[BRIEF 1]
Reproduce the listing word for word, starting at its first line and ending with the line that contains "269, 340, 294]". Include both of those lines.

- - - -

Peter, in this exhortation was probably reminding believers about their former sins because some in this church were being tempted to go back. They were being tempted to compromise so they could escape the mocking and persecution. I have had friends in the workplace talk to me about compromising their beliefs in such areas as the drinking parties because they were tired of being looked at as strange and different. Maybe these believers were being tempted to compromise to escape slander as well.

In fact, I remember as a young Christian still enjoying many of the delights of the world. I used to love to go to the clubs and participate in things of that nature. One day, God convicted me that I was falling in love with the world, and therefore, losing love for him (1 John 2:15). I could not love both. At that point, I stopped going. Essentially, I came to realize that I had spent enough time in following what the world was doing. It was time for me to let that go. Peter says the same thing to this church. No going back—you have spent enough time running after the same things the world does.

“For the grace of God that brings salvation has appeared to all men. It teaches us to say “No” to ungodliness and worldly passions, and to live self-controlled, upright and godly lives in this present age” (Titus 2:11-12). Christ redeemed us from this world--why would we want to go back?

Application Question: What ways do we see the description of the pagan world in 1 Peter 4:3 still happening today? Is this still a fair description of the temptations of the world today?

Be Prepared by Expecting Abuse and Suffering from the World

They think it strange that you do not plunge with them into the same flood of dissipation, and they heap abuse on you (emphasis mine).
1 Peter 4:4

One of the ways the believer will be able to suffer for righteousness is by having a proper expectation. They should expect to be looked at as strange or be attacked by the world for being different. It seems very clear that in this context many Christians were surprised by these attacks. Look at what Peter says later on in 1 Peter 4:12: “Dear friends, do not be surprised at the painful trial you are suffering, as though something strange were happening to you” (emphasis mine).

- - - -

[BRIEF 2]
In the passage on 1 Peter 4, what did the writer stop doing after God convicted the writer of falling in love with the world?

- - - -

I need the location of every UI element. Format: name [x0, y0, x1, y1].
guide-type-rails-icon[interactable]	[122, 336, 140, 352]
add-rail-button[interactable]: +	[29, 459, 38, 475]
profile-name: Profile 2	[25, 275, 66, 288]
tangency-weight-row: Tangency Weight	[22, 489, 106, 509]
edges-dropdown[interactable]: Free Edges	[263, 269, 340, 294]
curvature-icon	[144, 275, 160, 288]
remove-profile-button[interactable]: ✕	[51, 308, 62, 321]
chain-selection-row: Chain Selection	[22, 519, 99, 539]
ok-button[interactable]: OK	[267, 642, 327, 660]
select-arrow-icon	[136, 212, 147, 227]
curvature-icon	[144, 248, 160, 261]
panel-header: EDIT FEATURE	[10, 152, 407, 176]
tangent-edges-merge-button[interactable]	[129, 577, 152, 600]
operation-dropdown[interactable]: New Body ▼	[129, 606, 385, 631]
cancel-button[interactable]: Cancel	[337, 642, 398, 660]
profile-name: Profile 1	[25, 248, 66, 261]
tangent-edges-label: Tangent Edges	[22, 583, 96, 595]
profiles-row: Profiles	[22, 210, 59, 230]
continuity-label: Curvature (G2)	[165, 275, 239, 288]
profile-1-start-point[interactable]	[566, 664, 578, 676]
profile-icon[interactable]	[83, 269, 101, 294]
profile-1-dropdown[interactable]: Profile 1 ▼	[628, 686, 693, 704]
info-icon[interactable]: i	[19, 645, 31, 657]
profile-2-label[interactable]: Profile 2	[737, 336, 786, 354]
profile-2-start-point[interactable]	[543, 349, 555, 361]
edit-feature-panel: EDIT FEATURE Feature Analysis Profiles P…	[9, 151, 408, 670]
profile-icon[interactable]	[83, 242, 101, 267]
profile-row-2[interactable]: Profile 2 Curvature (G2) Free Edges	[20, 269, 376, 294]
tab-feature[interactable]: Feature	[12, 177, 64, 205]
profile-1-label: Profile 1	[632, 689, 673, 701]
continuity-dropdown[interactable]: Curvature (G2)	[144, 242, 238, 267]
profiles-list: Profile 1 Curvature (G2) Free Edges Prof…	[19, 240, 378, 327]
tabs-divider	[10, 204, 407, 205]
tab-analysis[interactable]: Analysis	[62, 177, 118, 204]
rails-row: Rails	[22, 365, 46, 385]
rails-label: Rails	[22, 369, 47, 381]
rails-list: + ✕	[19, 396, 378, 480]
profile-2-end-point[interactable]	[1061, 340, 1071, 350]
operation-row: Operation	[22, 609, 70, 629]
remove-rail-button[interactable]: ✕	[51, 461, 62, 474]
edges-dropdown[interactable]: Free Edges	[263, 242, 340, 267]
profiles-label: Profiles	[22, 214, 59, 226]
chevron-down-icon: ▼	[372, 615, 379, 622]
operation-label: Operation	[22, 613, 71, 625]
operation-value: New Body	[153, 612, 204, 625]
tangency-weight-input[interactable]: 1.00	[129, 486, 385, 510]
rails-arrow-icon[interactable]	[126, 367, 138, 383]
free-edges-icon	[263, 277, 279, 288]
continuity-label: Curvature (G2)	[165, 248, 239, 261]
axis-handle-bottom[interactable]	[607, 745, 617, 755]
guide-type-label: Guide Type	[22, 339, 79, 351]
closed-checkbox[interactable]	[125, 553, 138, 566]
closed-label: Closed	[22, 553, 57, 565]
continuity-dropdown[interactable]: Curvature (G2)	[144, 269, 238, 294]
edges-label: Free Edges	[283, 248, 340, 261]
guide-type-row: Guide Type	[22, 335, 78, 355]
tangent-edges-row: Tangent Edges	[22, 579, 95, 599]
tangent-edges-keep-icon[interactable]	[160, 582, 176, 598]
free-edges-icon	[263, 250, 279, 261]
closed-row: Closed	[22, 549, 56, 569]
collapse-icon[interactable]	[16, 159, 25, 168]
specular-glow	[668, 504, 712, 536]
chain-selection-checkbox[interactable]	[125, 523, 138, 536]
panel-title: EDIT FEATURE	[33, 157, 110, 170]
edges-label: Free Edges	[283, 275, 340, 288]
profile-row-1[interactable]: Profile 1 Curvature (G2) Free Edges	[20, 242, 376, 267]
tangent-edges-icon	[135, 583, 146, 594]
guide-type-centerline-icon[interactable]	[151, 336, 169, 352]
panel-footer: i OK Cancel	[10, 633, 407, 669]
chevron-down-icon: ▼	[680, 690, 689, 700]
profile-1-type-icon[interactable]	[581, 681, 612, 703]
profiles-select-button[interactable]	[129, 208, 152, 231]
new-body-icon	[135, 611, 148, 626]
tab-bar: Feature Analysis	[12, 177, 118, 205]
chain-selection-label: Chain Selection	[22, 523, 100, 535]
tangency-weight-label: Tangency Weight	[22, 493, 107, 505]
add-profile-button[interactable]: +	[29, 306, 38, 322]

- - - -

[EXERCISE RESULT 1]
I need the location of every UI element. Format: name [x0, y0, x1, y1].
guide-type-rails-icon[interactable]	[122, 336, 140, 352]
add-rail-button[interactable]: +	[29, 459, 38, 475]
profile-name: Profile 2	[25, 275, 66, 288]
tangency-weight-row: Tangency Weight	[22, 489, 106, 509]
edges-dropdown[interactable]: Free Edges	[263, 269, 340, 294]

[EXERCISE RESULT 2]
The writer stopped going to the clubs.